Exercise aim: Filter the listing below, copying every line in which the word "عيال" appears.

Data records
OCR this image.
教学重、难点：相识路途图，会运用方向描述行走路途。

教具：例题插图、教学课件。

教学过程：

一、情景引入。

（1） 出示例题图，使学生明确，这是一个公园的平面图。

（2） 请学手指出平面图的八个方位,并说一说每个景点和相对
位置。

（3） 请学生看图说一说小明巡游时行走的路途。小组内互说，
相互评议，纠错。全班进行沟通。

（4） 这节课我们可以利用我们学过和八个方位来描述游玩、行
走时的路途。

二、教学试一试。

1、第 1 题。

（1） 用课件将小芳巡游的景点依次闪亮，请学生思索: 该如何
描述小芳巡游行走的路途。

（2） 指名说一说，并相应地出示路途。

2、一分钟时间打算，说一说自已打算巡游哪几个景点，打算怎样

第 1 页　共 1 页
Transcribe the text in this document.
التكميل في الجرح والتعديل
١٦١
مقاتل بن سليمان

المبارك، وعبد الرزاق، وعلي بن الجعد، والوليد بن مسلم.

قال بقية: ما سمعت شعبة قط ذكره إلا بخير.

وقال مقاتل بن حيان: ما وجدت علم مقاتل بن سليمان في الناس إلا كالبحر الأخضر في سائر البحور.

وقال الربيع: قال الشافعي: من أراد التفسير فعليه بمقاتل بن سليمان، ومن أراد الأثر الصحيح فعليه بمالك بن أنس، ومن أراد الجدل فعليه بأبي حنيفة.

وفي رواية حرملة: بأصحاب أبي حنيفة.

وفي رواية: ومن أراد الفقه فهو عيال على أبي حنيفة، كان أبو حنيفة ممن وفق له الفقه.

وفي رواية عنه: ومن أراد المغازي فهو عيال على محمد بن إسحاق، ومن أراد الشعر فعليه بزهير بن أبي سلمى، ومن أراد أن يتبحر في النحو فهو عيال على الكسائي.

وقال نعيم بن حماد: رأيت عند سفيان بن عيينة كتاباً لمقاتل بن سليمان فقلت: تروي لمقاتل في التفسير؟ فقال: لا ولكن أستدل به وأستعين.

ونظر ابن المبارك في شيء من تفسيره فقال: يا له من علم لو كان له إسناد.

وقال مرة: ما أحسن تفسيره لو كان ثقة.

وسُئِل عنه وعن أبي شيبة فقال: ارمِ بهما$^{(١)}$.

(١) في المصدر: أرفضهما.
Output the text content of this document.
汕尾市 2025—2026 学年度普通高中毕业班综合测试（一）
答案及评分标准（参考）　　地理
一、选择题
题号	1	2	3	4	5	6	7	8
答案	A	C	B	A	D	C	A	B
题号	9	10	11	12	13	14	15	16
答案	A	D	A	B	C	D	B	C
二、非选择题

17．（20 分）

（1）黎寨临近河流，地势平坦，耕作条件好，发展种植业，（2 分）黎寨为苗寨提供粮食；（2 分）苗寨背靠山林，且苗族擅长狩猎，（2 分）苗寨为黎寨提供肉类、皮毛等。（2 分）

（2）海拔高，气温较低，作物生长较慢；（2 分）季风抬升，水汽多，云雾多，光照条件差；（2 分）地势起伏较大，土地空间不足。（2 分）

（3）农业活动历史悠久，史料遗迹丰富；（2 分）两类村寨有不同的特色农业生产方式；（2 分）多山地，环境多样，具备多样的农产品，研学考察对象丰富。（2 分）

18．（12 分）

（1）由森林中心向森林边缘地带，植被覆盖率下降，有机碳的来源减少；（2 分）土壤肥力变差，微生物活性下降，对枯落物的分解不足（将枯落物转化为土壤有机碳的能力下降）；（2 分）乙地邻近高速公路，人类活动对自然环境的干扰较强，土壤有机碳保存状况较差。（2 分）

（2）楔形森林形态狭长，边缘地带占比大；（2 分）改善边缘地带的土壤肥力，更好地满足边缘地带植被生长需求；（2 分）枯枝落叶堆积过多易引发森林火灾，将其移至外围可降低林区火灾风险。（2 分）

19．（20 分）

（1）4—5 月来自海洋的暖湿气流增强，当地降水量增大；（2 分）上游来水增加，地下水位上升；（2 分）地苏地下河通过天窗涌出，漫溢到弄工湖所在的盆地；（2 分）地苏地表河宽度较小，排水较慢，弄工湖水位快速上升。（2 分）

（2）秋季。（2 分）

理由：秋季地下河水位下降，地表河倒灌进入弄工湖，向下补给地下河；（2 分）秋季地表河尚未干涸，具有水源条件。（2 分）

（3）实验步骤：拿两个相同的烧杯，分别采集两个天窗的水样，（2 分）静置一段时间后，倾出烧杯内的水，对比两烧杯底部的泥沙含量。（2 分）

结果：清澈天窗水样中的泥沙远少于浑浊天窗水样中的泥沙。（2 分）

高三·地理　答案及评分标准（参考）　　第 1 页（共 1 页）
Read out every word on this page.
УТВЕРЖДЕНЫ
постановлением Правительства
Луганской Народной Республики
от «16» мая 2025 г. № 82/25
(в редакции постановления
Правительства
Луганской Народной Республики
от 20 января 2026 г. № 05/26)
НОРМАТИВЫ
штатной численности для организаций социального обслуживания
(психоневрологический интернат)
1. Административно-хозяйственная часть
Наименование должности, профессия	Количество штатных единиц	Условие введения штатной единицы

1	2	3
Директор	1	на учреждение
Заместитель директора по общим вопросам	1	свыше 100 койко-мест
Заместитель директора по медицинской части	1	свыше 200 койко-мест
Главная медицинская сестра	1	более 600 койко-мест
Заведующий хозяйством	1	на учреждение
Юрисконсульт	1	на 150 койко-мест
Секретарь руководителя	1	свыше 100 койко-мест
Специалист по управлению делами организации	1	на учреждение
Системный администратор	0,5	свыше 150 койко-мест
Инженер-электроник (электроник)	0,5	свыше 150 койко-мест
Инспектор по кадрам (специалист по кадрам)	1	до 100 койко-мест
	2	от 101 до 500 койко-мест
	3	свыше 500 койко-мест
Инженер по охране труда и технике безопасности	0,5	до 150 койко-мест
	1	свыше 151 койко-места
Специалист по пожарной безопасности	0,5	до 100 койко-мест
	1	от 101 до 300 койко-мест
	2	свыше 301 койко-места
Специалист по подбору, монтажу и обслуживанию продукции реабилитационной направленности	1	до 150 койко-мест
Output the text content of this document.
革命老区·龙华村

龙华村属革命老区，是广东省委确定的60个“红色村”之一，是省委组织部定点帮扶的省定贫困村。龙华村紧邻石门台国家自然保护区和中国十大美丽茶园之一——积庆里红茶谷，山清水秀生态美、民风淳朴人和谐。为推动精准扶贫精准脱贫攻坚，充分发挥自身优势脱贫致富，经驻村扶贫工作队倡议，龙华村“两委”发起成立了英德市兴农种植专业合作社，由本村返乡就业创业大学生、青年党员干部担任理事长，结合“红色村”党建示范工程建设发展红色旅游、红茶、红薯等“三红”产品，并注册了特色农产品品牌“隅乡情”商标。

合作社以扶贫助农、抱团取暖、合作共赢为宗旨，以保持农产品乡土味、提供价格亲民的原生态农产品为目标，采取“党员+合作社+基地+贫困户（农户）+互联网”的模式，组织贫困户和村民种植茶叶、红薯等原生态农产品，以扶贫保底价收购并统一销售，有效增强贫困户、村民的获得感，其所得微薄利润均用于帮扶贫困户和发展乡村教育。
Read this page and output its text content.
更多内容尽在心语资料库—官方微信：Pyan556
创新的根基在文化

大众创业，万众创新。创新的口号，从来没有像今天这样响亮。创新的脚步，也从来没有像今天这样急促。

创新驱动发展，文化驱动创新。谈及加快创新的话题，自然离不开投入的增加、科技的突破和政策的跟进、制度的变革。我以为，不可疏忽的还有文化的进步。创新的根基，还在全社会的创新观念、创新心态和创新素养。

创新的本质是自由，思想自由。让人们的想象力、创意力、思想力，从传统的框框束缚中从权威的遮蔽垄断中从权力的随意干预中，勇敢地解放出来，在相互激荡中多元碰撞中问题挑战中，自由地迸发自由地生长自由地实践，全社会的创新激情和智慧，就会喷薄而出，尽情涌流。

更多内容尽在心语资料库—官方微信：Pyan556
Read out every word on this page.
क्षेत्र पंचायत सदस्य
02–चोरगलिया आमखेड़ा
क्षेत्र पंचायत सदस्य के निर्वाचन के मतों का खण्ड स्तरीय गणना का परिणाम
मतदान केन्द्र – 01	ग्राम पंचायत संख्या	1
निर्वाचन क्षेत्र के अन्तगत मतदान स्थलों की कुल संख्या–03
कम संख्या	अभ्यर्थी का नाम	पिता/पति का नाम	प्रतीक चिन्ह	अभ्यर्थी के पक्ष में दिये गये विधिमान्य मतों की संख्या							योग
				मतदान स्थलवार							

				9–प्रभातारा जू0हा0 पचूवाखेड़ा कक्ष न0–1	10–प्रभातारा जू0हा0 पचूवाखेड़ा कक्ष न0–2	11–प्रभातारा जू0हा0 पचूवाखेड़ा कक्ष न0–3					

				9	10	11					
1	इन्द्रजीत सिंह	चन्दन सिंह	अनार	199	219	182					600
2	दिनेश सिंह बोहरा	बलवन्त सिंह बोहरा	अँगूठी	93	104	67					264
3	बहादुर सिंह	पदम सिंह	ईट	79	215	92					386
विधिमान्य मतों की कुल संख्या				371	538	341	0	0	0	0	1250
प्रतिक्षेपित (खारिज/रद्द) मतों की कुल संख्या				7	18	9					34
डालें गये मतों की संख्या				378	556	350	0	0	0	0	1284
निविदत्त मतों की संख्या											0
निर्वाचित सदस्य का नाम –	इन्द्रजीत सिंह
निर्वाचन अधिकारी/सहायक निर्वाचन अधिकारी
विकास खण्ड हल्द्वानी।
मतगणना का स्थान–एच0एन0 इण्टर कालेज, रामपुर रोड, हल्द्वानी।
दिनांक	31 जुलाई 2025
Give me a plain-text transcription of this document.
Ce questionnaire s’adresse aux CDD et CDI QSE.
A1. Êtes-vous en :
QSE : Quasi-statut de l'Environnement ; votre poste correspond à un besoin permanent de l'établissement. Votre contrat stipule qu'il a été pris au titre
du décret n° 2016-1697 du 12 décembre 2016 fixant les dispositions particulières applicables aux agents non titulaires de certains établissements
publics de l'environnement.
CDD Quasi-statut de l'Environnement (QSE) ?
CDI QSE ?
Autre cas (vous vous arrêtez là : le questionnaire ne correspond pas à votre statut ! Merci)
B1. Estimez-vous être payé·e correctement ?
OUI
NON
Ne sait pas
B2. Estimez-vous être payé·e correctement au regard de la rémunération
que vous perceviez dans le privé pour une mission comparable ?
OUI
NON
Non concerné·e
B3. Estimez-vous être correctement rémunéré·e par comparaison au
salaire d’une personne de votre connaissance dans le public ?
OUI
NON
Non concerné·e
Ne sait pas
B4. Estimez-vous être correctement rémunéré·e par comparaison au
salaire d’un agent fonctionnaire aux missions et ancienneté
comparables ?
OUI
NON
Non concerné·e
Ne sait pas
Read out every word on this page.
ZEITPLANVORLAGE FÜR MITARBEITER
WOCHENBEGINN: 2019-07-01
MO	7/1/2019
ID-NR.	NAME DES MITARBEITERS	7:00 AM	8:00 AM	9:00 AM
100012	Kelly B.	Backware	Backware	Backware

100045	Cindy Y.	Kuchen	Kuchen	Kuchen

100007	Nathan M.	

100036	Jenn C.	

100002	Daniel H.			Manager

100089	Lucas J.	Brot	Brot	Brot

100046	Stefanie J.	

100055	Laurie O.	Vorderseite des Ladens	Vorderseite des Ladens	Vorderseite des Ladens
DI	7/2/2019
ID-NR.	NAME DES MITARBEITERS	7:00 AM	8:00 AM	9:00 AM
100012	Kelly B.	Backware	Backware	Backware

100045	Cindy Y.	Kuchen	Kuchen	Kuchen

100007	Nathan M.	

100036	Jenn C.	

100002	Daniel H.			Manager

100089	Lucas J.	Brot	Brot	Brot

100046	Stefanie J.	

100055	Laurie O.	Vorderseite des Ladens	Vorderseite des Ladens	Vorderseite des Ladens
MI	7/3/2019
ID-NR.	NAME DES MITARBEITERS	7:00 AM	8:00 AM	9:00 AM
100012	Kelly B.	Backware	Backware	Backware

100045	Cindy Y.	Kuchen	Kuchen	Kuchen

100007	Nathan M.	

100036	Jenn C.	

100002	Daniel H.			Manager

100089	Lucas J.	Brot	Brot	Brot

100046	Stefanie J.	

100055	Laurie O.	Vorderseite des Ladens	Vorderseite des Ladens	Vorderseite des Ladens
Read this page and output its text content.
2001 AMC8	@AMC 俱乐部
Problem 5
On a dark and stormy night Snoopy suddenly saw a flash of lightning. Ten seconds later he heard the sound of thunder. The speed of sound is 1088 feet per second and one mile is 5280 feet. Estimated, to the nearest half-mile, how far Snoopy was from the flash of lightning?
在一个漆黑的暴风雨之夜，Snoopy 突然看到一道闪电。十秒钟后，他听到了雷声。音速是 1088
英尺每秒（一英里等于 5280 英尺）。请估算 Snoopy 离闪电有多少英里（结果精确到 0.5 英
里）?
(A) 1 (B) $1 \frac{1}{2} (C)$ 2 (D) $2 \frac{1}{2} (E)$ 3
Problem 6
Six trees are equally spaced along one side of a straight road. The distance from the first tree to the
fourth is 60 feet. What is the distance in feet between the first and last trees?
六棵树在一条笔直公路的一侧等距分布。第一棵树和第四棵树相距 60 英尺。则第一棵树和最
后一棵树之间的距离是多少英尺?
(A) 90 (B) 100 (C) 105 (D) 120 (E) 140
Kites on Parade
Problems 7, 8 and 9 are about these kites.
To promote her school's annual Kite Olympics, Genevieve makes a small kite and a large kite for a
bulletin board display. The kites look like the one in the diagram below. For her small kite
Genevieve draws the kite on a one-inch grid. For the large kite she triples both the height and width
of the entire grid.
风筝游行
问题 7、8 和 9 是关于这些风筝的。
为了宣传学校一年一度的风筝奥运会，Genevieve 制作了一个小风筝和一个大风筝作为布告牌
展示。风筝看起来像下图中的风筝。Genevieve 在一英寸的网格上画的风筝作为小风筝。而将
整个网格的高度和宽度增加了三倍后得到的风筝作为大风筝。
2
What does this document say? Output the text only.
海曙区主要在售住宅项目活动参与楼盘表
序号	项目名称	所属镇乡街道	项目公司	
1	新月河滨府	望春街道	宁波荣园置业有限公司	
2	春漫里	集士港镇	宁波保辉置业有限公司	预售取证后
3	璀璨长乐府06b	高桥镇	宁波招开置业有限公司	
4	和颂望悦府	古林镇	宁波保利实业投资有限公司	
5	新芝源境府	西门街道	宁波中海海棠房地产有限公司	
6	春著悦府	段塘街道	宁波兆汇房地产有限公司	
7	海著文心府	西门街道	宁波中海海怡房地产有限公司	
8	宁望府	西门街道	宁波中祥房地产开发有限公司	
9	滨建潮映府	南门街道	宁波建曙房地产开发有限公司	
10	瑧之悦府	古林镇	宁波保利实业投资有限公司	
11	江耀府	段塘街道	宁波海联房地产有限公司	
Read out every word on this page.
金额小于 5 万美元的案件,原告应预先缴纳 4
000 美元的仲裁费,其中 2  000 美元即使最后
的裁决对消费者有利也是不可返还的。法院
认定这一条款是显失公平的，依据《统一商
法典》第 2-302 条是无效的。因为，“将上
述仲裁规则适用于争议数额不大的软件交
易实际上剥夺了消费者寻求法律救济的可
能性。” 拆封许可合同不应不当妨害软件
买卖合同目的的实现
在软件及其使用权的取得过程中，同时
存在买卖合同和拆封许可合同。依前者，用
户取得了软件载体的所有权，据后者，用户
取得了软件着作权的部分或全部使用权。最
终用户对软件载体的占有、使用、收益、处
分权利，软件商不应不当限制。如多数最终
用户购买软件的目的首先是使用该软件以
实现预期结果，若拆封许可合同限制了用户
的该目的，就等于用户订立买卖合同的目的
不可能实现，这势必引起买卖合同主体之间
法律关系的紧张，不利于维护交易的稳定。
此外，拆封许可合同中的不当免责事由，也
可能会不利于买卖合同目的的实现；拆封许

Final answer:
وفي رواية: ومن أراد الفقه فهو عيال على أبي حنيفة، كان أبو حنيفة ممن وفق له الفقه.
وفي رواية عنه: ومن أراد المغازي فهو عيال على محمد بن إسحاق، ومن أراد الشعر فعليه بزهير بن أبي سلمى، ومن أراد أن يتبحر في النحو فهو عيال على الكسائي.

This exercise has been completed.